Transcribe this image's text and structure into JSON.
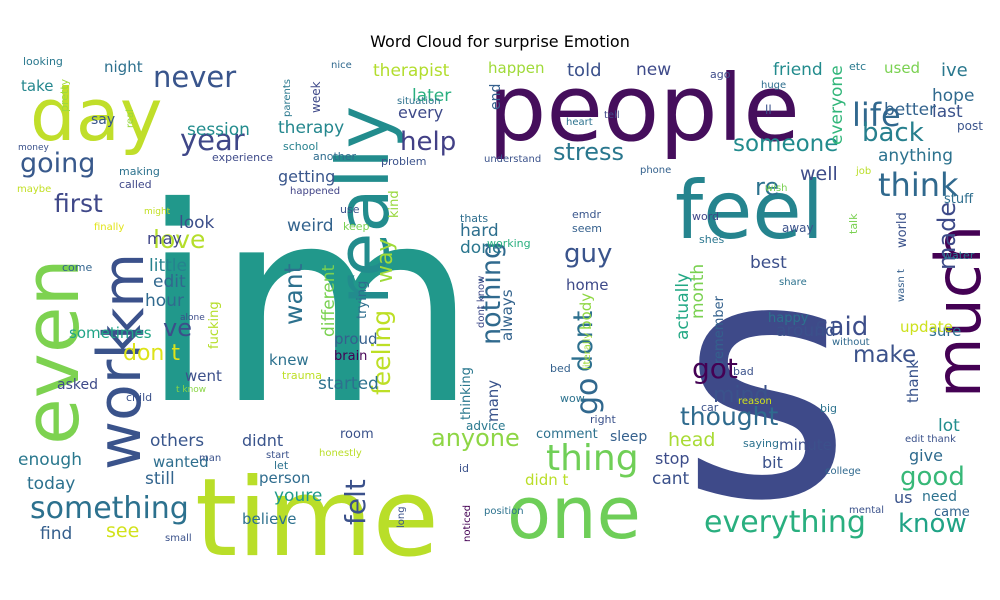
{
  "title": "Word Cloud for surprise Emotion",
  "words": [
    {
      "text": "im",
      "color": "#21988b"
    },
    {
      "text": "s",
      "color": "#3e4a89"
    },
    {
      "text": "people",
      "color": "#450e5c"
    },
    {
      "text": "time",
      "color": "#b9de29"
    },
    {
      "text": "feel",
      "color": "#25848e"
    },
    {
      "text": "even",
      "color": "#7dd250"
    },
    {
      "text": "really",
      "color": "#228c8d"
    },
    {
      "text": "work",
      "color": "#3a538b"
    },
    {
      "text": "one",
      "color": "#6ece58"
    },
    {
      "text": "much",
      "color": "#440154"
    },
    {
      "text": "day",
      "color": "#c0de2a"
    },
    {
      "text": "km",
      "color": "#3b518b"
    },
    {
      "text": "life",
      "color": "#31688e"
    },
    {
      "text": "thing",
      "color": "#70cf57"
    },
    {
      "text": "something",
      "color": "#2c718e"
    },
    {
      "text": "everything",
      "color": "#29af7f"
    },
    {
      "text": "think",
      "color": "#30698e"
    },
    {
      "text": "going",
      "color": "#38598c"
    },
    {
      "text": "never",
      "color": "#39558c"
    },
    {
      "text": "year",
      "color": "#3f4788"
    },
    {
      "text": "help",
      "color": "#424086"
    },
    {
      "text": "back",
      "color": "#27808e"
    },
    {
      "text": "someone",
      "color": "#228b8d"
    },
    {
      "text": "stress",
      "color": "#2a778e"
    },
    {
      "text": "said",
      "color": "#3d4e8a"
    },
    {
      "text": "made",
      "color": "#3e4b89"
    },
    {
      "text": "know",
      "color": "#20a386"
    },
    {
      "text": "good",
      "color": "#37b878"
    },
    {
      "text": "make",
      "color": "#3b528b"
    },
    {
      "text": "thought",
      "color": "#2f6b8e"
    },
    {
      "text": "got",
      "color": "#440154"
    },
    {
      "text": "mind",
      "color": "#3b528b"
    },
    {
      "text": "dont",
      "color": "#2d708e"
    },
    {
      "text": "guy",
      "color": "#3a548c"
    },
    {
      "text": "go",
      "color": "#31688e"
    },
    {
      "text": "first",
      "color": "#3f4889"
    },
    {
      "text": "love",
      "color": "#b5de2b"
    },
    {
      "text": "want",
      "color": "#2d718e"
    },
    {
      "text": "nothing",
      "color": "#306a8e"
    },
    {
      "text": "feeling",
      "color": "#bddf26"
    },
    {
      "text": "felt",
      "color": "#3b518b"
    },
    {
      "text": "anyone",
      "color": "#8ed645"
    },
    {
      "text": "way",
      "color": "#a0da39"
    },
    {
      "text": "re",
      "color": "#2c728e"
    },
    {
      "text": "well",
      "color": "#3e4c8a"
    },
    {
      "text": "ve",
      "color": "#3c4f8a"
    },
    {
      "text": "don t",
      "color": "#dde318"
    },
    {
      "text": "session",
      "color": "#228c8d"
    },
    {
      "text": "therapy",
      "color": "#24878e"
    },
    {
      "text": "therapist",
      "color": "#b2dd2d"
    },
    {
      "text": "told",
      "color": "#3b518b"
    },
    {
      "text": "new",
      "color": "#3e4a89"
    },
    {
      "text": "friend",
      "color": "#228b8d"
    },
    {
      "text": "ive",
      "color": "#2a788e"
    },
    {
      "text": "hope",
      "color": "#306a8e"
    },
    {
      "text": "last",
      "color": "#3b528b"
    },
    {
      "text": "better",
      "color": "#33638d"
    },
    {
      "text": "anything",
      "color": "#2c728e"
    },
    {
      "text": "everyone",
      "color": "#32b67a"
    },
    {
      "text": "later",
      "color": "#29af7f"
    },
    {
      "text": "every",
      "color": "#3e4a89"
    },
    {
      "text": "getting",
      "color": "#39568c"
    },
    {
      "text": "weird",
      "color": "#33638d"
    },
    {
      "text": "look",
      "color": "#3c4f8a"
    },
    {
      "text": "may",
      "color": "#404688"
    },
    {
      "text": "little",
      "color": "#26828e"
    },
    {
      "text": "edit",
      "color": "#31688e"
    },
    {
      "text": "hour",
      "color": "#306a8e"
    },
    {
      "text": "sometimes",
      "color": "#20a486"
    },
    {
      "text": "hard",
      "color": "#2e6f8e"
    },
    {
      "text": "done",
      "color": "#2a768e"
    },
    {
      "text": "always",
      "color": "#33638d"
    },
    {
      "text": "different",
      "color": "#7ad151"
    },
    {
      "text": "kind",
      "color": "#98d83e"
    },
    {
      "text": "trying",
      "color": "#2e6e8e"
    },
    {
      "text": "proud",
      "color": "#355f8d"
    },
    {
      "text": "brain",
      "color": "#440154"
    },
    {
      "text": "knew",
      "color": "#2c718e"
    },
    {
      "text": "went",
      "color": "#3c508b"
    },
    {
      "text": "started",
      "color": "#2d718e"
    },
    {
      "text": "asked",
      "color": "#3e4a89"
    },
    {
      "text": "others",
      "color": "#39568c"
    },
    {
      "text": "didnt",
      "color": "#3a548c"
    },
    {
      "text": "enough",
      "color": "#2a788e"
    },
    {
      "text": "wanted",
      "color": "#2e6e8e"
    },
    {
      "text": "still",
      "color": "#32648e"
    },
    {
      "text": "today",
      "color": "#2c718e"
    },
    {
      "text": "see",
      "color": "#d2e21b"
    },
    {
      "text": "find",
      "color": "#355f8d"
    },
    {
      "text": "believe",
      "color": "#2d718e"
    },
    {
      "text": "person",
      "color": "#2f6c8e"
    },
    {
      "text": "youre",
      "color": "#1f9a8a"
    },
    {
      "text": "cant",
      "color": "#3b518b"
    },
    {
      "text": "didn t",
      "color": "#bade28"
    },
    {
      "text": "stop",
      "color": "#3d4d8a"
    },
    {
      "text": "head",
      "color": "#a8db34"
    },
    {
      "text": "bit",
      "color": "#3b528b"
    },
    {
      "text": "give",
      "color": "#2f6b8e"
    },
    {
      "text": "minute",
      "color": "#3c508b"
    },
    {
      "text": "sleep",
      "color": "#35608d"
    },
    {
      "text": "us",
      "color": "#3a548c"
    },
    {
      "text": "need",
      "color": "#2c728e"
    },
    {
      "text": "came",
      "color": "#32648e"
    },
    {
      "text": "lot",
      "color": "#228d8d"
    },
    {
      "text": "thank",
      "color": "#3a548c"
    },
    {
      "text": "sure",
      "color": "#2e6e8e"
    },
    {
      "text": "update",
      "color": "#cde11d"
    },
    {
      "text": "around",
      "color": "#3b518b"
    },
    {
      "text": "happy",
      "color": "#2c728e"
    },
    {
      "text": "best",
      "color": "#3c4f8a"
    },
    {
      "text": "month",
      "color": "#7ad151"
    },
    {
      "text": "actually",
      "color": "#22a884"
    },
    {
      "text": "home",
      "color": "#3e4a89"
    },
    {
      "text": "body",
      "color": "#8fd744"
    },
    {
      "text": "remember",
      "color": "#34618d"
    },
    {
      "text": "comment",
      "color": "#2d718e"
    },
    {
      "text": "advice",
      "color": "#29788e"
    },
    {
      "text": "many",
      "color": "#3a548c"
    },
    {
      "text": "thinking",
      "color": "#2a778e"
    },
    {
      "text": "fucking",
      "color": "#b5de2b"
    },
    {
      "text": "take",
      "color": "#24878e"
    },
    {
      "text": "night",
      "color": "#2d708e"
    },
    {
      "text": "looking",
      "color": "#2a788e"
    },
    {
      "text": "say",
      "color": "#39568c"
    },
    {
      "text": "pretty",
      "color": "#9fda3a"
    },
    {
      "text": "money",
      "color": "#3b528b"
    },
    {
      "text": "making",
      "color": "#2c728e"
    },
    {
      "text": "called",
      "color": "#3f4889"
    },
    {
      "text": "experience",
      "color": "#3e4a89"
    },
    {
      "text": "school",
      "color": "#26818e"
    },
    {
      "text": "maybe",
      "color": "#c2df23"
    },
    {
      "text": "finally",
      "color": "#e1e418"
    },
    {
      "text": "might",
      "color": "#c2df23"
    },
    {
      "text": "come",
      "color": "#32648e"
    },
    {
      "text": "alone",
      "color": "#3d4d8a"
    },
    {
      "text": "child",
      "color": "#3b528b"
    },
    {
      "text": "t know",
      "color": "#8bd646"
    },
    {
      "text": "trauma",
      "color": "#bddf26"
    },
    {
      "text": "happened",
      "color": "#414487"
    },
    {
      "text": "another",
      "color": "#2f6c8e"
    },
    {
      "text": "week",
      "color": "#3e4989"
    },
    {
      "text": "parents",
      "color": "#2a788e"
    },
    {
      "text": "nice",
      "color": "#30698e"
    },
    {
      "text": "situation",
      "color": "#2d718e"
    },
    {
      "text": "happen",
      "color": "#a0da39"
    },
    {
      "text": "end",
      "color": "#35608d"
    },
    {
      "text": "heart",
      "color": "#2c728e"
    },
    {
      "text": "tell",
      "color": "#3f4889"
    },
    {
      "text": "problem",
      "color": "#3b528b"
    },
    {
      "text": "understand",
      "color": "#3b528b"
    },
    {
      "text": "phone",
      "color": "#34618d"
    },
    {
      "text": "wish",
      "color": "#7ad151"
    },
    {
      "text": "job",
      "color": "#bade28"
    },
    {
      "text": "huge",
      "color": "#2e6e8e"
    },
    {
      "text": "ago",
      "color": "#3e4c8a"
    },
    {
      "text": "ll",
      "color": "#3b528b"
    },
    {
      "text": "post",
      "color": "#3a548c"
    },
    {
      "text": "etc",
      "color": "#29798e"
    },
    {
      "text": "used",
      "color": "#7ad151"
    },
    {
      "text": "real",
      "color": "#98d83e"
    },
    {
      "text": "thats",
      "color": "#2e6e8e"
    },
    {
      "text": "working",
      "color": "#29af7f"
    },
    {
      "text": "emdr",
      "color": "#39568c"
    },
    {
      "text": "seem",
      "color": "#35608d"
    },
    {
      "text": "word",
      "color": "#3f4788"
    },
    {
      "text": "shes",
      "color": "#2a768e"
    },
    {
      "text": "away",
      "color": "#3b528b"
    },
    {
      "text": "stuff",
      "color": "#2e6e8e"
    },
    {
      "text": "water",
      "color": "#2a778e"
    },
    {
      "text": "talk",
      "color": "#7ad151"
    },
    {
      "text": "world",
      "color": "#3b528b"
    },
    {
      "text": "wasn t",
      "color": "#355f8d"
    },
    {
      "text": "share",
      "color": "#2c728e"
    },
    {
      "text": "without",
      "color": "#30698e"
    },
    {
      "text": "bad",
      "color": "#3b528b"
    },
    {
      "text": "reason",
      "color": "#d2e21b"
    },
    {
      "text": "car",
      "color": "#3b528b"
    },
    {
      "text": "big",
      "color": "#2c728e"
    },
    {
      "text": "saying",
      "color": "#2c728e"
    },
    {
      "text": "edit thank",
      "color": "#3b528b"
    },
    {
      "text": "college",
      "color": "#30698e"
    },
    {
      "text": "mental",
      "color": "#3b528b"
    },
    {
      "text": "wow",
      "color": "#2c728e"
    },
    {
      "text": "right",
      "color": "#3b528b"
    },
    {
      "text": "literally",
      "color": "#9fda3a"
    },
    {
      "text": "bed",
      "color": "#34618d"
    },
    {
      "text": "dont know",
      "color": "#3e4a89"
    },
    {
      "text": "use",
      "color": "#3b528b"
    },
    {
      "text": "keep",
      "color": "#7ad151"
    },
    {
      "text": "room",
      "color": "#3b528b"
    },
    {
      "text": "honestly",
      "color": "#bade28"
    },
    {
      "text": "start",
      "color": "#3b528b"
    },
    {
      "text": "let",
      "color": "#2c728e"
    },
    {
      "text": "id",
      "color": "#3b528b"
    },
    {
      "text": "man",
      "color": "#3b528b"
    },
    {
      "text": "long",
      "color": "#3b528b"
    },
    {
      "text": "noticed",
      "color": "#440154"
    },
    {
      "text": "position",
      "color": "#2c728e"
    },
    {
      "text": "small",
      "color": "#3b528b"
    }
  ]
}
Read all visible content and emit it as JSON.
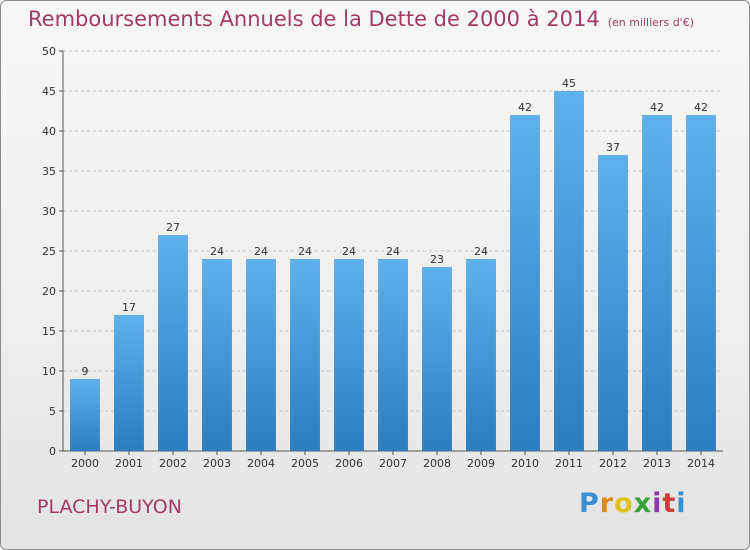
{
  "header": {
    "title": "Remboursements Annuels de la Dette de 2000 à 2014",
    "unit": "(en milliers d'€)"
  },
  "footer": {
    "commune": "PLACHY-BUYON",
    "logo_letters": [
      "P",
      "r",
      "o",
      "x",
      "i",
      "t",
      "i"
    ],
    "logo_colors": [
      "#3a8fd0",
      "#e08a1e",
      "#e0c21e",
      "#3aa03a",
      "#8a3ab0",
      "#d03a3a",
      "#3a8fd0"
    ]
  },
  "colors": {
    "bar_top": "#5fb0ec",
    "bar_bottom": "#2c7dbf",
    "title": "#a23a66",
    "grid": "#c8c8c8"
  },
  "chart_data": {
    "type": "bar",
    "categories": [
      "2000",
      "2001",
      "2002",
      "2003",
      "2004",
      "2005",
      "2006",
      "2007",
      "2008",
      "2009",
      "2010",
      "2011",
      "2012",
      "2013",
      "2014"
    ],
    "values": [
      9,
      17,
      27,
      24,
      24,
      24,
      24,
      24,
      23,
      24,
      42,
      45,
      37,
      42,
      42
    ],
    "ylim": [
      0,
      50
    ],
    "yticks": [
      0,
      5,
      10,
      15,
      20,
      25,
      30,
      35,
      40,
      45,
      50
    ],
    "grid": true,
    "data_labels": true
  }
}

Task to carry out:
Beginning at the line with "Read all visible content and emit it as JSON.", reproduce each line exactly through the last line of the records above, with pictures left out.

Solution to this task:
Read all visible content and emit it as JSON.
{
  "header": {
    "title": "Remboursements Annuels de la Dette de 2000 à 2014",
    "unit": "(en milliers d'€)"
  },
  "footer": {
    "commune": "PLACHY-BUYON",
    "logo_letters": [
      "P",
      "r",
      "o",
      "x",
      "i",
      "t",
      "i"
    ],
    "logo_colors": [
      "#3a8fd0",
      "#e08a1e",
      "#e0c21e",
      "#3aa03a",
      "#8a3ab0",
      "#d03a3a",
      "#3a8fd0"
    ]
  },
  "colors": {
    "bar_top": "#5fb0ec",
    "bar_bottom": "#2c7dbf",
    "title": "#a23a66",
    "grid": "#c8c8c8"
  },
  "chart_data": {
    "type": "bar",
    "categories": [
      "2000",
      "2001",
      "2002",
      "2003",
      "2004",
      "2005",
      "2006",
      "2007",
      "2008",
      "2009",
      "2010",
      "2011",
      "2012",
      "2013",
      "2014"
    ],
    "values": [
      9,
      17,
      27,
      24,
      24,
      24,
      24,
      24,
      23,
      24,
      42,
      45,
      37,
      42,
      42
    ],
    "ylim": [
      0,
      50
    ],
    "yticks": [
      0,
      5,
      10,
      15,
      20,
      25,
      30,
      35,
      40,
      45,
      50
    ],
    "grid": true,
    "data_labels": true
  }
}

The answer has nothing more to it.